CHALLENGE:
Copy out each line featuring the string "environment" from the entries beneath.

Excerpts from a figure dataset
◆ ◆ ◆

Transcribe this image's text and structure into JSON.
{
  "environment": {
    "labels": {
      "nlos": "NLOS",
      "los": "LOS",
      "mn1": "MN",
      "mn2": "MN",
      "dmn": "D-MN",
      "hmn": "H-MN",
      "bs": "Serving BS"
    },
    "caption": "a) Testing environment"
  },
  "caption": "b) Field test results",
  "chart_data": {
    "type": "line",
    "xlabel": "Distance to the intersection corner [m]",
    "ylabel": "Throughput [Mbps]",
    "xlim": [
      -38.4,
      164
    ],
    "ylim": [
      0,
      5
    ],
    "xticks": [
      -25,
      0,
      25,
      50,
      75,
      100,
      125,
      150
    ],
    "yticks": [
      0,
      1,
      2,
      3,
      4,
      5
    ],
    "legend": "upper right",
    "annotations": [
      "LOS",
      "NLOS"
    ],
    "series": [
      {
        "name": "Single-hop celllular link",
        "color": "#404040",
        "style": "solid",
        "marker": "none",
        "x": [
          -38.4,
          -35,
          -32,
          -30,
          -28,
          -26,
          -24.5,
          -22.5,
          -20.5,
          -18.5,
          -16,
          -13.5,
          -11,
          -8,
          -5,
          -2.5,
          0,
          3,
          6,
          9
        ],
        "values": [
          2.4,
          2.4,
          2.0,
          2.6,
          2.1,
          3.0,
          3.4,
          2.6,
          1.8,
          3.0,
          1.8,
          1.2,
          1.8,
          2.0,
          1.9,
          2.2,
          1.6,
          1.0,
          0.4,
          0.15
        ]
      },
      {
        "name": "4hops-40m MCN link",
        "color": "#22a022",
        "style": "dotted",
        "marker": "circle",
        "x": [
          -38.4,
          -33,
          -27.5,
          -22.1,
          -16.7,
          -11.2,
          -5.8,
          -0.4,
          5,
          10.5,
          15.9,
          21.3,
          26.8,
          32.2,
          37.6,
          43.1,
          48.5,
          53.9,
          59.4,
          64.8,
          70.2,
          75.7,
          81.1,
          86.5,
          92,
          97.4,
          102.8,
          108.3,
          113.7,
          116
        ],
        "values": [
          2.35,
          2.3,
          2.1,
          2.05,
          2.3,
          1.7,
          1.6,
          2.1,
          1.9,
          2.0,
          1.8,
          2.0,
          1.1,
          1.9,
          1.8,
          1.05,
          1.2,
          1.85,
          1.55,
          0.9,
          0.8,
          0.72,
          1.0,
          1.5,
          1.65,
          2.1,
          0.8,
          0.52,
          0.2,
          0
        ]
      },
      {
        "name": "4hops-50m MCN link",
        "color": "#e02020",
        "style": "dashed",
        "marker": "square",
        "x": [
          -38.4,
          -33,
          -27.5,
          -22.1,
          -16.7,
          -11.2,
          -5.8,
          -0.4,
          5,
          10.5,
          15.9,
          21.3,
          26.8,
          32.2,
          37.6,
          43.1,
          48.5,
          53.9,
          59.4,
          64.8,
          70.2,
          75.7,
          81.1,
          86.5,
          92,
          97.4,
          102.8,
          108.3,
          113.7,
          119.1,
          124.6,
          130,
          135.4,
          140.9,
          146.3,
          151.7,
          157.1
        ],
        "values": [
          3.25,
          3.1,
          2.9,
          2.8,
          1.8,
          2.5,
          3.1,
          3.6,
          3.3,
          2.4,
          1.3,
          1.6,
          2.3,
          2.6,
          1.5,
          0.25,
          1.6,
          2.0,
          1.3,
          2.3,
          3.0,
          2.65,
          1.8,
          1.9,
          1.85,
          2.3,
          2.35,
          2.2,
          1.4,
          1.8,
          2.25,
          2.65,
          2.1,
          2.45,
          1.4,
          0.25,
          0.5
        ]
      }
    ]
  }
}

◆ ◆ ◆

RIGHT ANSWER:
  "environment": {
    "caption": "a) Testing environment"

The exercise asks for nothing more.